> [CHALLENGE] Take the material below and retype it in full; pictures are left out.

> [RECORDS FOR THE EXERCISE]
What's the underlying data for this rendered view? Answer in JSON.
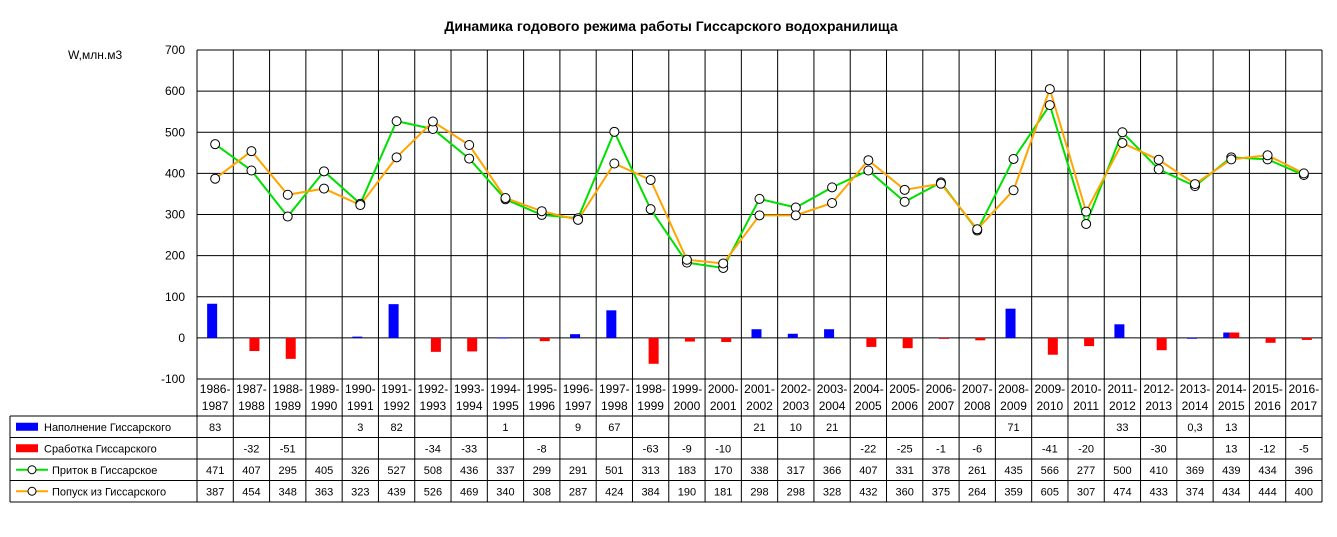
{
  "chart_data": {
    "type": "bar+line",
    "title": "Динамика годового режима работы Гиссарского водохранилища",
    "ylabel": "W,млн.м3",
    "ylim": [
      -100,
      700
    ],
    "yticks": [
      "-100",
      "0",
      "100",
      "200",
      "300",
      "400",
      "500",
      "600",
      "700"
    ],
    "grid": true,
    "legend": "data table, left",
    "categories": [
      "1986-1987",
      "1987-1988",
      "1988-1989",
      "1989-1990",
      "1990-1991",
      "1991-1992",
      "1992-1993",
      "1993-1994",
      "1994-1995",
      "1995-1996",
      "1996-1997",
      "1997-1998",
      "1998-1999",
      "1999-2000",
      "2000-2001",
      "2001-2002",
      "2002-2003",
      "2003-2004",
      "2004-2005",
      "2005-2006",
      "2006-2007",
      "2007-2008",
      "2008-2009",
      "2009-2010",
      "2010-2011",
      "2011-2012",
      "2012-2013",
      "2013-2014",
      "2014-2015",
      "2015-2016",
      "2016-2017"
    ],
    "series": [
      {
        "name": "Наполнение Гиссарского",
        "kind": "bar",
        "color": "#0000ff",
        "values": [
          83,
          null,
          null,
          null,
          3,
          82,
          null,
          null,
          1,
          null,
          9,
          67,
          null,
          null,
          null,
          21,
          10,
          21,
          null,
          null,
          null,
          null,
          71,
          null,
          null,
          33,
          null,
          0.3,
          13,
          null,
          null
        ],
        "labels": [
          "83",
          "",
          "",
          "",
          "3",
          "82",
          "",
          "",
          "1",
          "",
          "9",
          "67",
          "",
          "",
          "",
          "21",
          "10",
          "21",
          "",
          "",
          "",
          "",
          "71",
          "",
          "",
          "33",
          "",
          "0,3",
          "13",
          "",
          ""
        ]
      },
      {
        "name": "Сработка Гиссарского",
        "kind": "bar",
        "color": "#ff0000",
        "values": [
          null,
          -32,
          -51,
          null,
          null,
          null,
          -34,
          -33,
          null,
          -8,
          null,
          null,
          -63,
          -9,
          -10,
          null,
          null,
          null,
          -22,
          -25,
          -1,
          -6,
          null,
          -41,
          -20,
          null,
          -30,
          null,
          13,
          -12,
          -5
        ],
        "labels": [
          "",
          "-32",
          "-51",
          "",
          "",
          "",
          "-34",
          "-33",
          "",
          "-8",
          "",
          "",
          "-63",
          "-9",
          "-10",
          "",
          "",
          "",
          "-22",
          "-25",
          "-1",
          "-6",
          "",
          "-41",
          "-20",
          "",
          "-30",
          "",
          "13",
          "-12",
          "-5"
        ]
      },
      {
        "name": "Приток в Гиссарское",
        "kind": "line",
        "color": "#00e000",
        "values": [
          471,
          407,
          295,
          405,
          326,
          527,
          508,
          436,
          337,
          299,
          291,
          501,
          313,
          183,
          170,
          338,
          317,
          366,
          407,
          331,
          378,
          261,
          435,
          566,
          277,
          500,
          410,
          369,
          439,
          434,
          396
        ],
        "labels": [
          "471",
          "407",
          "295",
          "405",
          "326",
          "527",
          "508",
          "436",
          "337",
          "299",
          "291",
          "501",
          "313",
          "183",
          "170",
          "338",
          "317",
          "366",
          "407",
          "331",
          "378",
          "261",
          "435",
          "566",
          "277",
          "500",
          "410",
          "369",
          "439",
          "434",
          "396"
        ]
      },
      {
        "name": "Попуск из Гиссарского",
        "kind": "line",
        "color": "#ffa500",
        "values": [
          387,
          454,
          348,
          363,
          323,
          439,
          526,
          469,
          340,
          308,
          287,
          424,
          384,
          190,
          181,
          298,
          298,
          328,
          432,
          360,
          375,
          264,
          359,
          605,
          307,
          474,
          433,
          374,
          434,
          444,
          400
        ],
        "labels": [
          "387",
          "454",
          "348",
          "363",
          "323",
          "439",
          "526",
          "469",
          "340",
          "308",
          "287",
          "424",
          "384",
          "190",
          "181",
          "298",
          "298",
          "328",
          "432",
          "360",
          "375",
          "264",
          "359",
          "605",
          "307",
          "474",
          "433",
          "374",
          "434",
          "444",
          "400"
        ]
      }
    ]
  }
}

> [FINAL ANSWER]
What's the underlying data for this rendered view? Answer in JSON.
{
  "chart_data": {
    "type": "bar+line",
    "title": "Динамика годового режима работы Гиссарского водохранилища",
    "ylabel": "W,млн.м3",
    "ylim": [
      -100,
      700
    ],
    "yticks": [
      "-100",
      "0",
      "100",
      "200",
      "300",
      "400",
      "500",
      "600",
      "700"
    ],
    "grid": true,
    "legend": "data table, left",
    "categories": [
      "1986-1987",
      "1987-1988",
      "1988-1989",
      "1989-1990",
      "1990-1991",
      "1991-1992",
      "1992-1993",
      "1993-1994",
      "1994-1995",
      "1995-1996",
      "1996-1997",
      "1997-1998",
      "1998-1999",
      "1999-2000",
      "2000-2001",
      "2001-2002",
      "2002-2003",
      "2003-2004",
      "2004-2005",
      "2005-2006",
      "2006-2007",
      "2007-2008",
      "2008-2009",
      "2009-2010",
      "2010-2011",
      "2011-2012",
      "2012-2013",
      "2013-2014",
      "2014-2015",
      "2015-2016",
      "2016-2017"
    ],
    "series": [
      {
        "name": "Наполнение Гиссарского",
        "kind": "bar",
        "color": "#0000ff",
        "values": [
          83,
          null,
          null,
          null,
          3,
          82,
          null,
          null,
          1,
          null,
          9,
          67,
          null,
          null,
          null,
          21,
          10,
          21,
          null,
          null,
          null,
          null,
          71,
          null,
          null,
          33,
          null,
          0.3,
          13,
          null,
          null
        ],
        "labels": [
          "83",
          "",
          "",
          "",
          "3",
          "82",
          "",
          "",
          "1",
          "",
          "9",
          "67",
          "",
          "",
          "",
          "21",
          "10",
          "21",
          "",
          "",
          "",
          "",
          "71",
          "",
          "",
          "33",
          "",
          "0,3",
          "13",
          "",
          ""
        ]
      },
      {
        "name": "Сработка Гиссарского",
        "kind": "bar",
        "color": "#ff0000",
        "values": [
          null,
          -32,
          -51,
          null,
          null,
          null,
          -34,
          -33,
          null,
          -8,
          null,
          null,
          -63,
          -9,
          -10,
          null,
          null,
          null,
          -22,
          -25,
          -1,
          -6,
          null,
          -41,
          -20,
          null,
          -30,
          null,
          13,
          -12,
          -5
        ],
        "labels": [
          "",
          "-32",
          "-51",
          "",
          "",
          "",
          "-34",
          "-33",
          "",
          "-8",
          "",
          "",
          "-63",
          "-9",
          "-10",
          "",
          "",
          "",
          "-22",
          "-25",
          "-1",
          "-6",
          "",
          "-41",
          "-20",
          "",
          "-30",
          "",
          "13",
          "-12",
          "-5"
        ]
      },
      {
        "name": "Приток в Гиссарское",
        "kind": "line",
        "color": "#00e000",
        "values": [
          471,
          407,
          295,
          405,
          326,
          527,
          508,
          436,
          337,
          299,
          291,
          501,
          313,
          183,
          170,
          338,
          317,
          366,
          407,
          331,
          378,
          261,
          435,
          566,
          277,
          500,
          410,
          369,
          439,
          434,
          396
        ],
        "labels": [
          "471",
          "407",
          "295",
          "405",
          "326",
          "527",
          "508",
          "436",
          "337",
          "299",
          "291",
          "501",
          "313",
          "183",
          "170",
          "338",
          "317",
          "366",
          "407",
          "331",
          "378",
          "261",
          "435",
          "566",
          "277",
          "500",
          "410",
          "369",
          "439",
          "434",
          "396"
        ]
      },
      {
        "name": "Попуск из Гиссарского",
        "kind": "line",
        "color": "#ffa500",
        "values": [
          387,
          454,
          348,
          363,
          323,
          439,
          526,
          469,
          340,
          308,
          287,
          424,
          384,
          190,
          181,
          298,
          298,
          328,
          432,
          360,
          375,
          264,
          359,
          605,
          307,
          474,
          433,
          374,
          434,
          444,
          400
        ],
        "labels": [
          "387",
          "454",
          "348",
          "363",
          "323",
          "439",
          "526",
          "469",
          "340",
          "308",
          "287",
          "424",
          "384",
          "190",
          "181",
          "298",
          "298",
          "328",
          "432",
          "360",
          "375",
          "264",
          "359",
          "605",
          "307",
          "474",
          "433",
          "374",
          "434",
          "444",
          "400"
        ]
      }
    ]
  }
}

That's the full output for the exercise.